* _Source material_:
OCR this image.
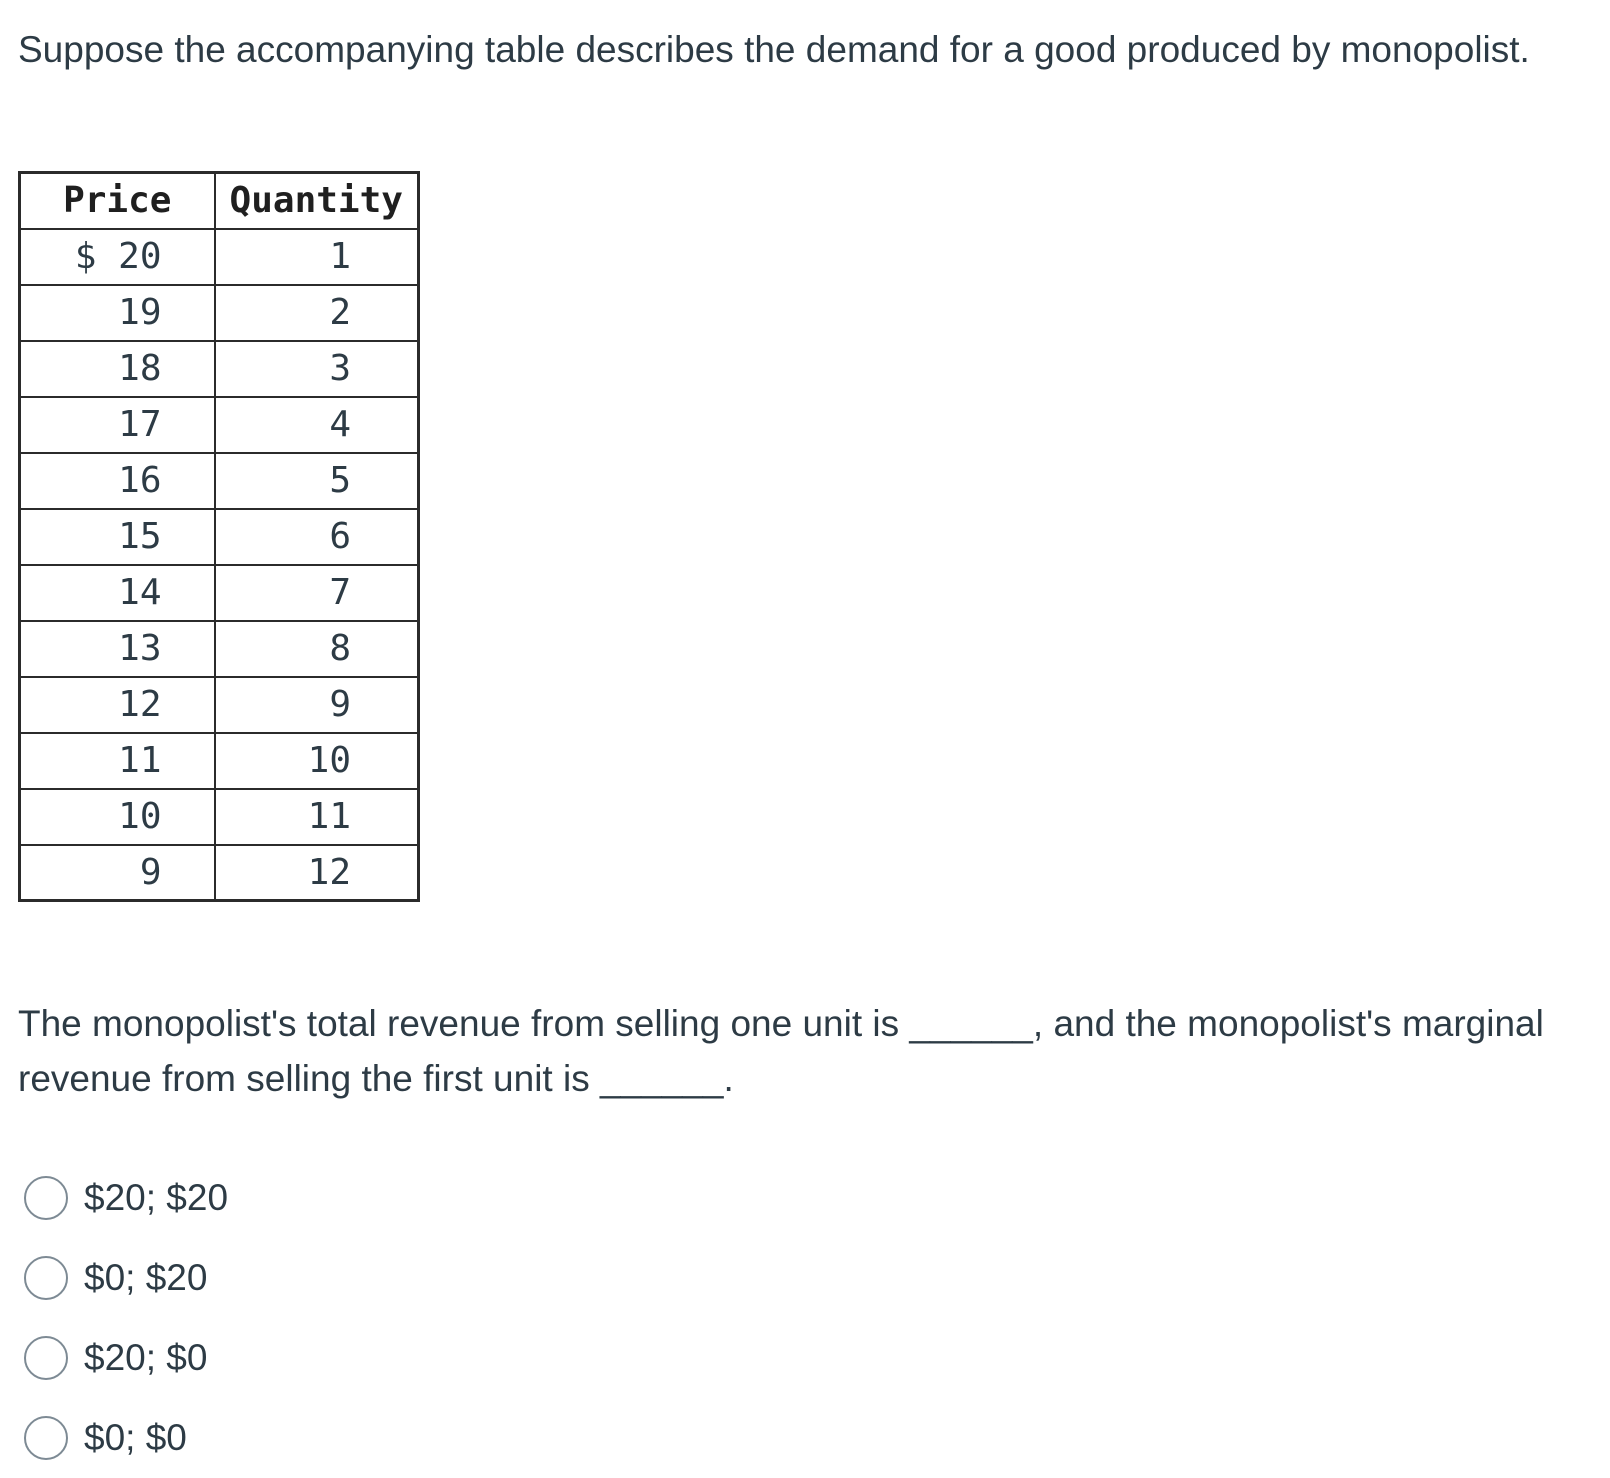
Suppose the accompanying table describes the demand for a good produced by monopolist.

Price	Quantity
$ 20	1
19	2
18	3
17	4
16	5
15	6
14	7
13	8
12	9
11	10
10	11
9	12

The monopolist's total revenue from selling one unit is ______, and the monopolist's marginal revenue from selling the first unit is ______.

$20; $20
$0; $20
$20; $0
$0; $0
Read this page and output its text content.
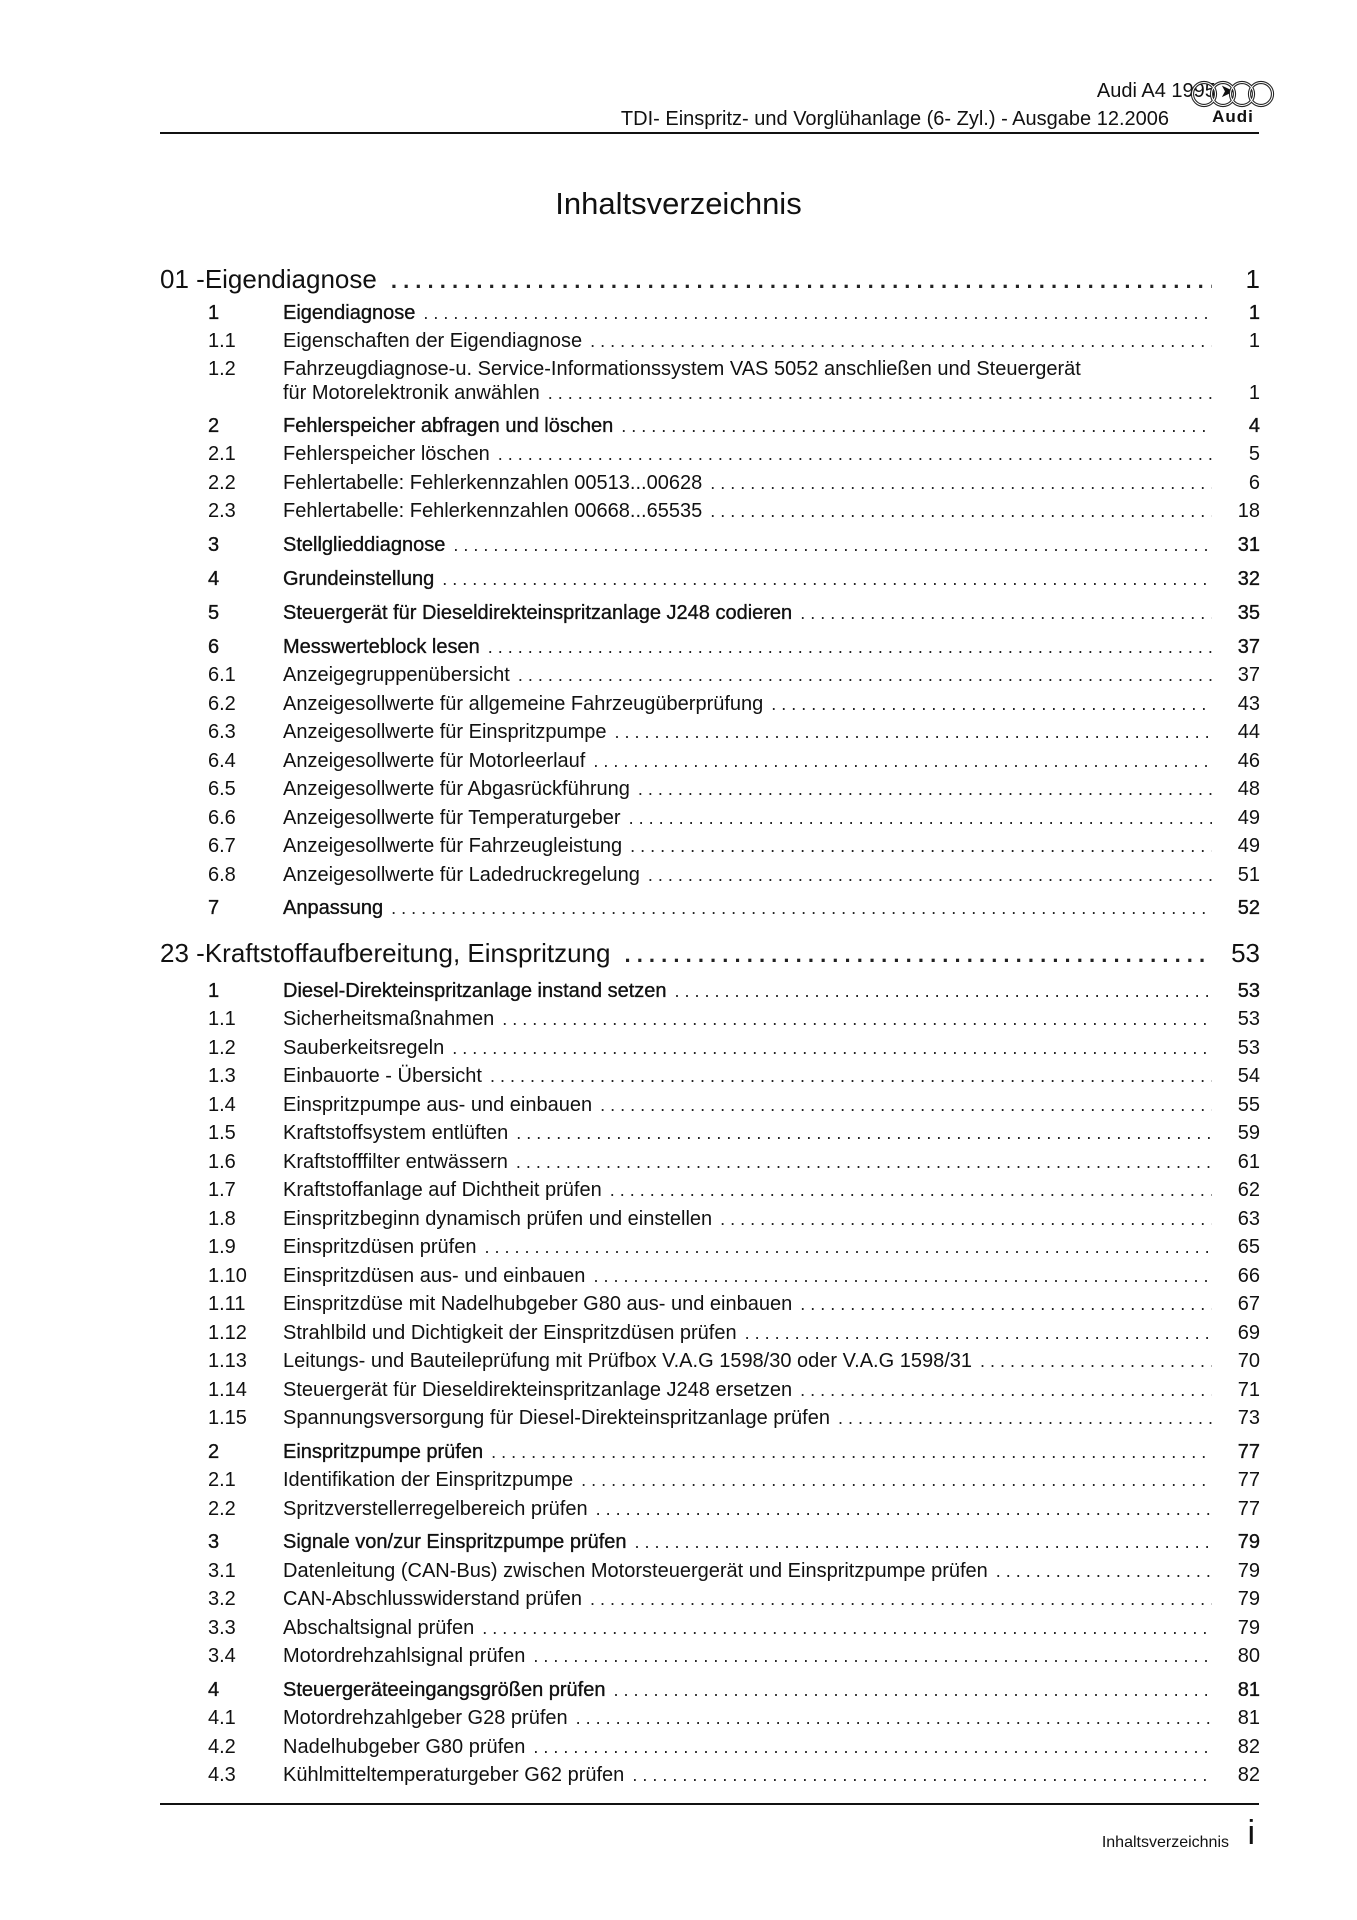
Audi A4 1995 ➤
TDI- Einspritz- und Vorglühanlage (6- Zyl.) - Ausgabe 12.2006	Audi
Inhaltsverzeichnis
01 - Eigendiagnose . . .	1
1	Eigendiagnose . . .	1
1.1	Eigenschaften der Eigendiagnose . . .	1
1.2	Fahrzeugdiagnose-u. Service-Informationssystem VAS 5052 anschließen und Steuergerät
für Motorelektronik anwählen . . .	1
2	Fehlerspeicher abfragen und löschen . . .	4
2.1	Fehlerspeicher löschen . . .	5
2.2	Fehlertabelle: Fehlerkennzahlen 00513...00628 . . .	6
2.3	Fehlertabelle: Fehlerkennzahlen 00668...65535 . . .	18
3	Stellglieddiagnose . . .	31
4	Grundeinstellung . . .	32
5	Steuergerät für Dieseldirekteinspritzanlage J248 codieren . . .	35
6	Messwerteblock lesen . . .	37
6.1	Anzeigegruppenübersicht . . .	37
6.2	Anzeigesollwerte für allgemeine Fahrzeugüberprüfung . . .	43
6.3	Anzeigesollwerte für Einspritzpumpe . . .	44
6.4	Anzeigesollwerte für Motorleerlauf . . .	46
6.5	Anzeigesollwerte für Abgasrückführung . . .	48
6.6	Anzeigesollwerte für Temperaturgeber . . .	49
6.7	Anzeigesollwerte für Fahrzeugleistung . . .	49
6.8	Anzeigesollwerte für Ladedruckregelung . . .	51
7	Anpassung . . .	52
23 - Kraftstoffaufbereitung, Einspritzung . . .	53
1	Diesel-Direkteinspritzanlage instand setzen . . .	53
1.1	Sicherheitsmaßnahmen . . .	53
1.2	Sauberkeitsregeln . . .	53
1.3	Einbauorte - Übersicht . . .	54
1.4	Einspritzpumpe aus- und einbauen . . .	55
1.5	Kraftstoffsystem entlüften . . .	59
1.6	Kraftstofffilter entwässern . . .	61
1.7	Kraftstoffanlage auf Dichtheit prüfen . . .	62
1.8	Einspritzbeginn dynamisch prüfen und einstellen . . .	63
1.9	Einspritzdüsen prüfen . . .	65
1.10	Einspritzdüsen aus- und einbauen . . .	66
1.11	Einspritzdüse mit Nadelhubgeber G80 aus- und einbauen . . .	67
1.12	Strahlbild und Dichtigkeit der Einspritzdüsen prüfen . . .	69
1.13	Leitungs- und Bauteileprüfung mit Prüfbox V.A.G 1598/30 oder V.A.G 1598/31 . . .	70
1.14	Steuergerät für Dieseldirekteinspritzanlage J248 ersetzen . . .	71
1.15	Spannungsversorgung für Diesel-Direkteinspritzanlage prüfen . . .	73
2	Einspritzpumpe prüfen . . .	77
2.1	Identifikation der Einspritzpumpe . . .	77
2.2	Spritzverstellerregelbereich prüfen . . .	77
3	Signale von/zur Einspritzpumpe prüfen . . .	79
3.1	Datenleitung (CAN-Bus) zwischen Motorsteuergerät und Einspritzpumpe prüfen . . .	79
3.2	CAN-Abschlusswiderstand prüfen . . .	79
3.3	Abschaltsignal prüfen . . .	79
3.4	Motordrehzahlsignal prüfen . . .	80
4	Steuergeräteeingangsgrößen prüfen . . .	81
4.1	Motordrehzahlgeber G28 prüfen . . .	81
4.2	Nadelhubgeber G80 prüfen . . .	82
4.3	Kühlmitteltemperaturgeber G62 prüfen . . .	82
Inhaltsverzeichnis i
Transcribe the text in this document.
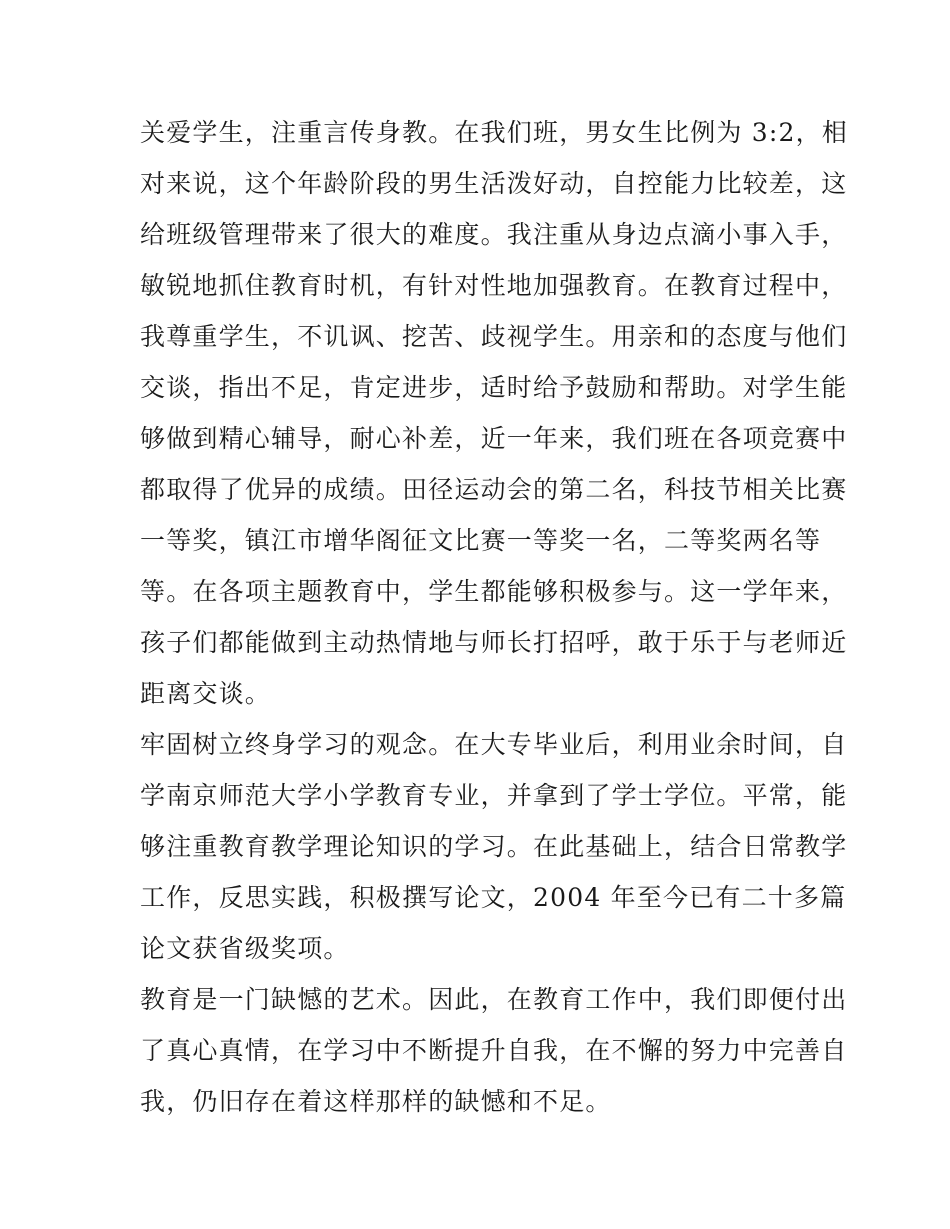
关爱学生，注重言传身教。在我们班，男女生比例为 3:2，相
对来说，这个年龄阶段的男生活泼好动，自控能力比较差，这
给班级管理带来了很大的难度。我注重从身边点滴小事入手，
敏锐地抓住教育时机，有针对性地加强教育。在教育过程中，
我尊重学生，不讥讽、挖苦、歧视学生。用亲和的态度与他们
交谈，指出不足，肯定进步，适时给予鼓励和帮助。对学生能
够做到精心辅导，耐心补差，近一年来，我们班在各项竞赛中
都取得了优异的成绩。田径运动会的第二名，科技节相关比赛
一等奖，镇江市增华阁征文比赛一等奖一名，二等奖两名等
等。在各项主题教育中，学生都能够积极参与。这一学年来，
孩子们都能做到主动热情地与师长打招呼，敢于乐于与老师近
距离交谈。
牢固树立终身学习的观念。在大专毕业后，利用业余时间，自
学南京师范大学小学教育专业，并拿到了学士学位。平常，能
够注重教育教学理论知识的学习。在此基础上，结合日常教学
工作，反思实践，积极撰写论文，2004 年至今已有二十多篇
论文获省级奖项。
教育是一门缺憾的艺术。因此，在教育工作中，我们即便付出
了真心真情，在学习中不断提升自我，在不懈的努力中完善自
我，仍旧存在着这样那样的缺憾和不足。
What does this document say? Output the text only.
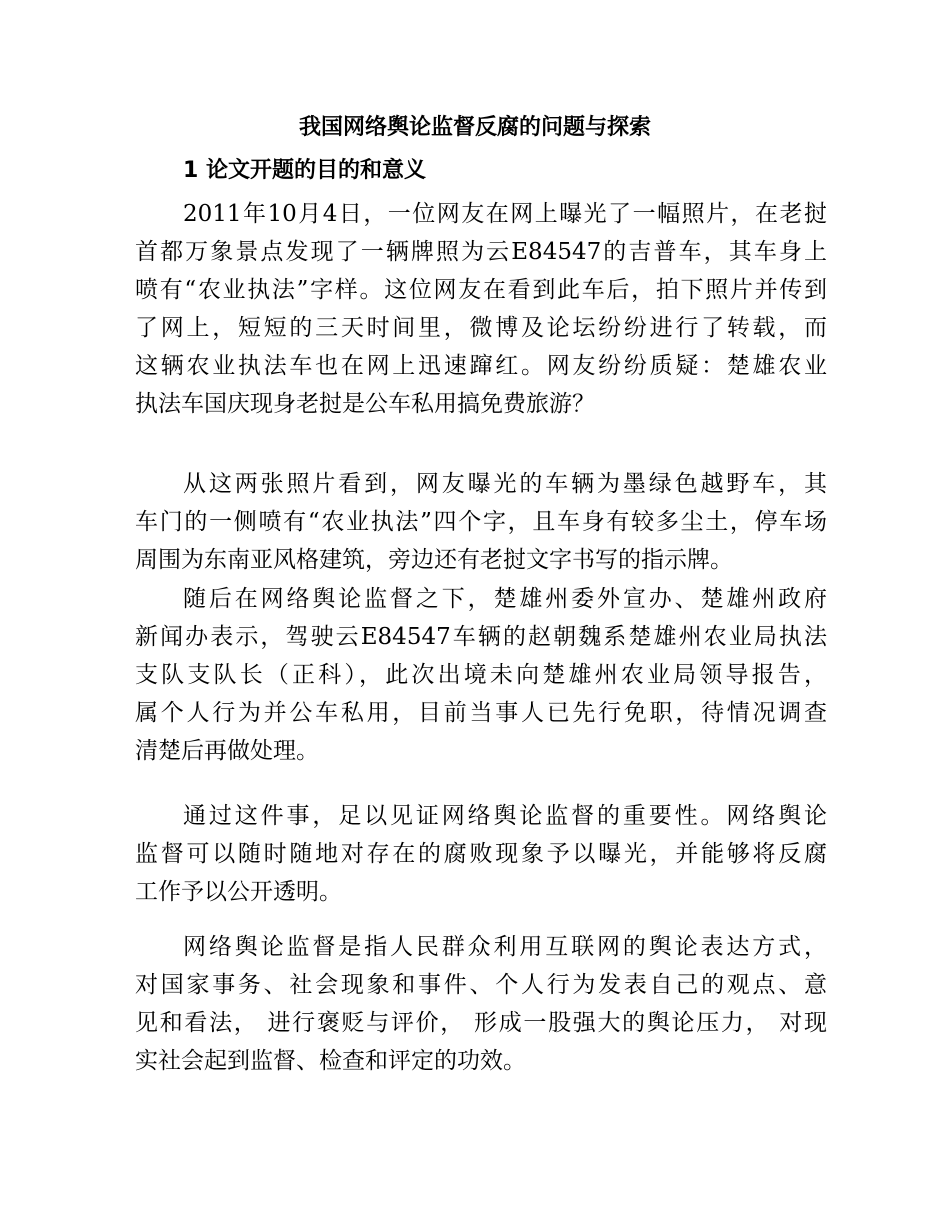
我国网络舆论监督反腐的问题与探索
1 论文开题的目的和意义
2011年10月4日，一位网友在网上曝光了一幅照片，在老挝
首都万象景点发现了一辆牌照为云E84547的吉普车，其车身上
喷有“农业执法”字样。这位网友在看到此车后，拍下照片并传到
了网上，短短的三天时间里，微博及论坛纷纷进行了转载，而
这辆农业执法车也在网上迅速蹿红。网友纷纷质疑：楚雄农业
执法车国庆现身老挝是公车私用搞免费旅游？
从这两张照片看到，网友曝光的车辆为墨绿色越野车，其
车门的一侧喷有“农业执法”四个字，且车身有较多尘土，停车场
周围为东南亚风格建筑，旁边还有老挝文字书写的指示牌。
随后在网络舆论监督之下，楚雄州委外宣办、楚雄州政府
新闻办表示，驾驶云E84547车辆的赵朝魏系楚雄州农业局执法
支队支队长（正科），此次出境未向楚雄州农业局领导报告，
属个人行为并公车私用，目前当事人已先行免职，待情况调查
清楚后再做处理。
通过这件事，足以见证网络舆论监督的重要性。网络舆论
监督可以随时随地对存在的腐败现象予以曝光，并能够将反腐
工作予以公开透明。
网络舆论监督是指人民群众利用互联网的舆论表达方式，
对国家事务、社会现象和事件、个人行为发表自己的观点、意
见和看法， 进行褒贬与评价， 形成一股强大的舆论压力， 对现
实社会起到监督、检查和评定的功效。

* _What to work on_: From the listing above, report the number of lines containing the string "Anzeigesollwerte", without any accompanying remarks.

* _Response to this task_: 7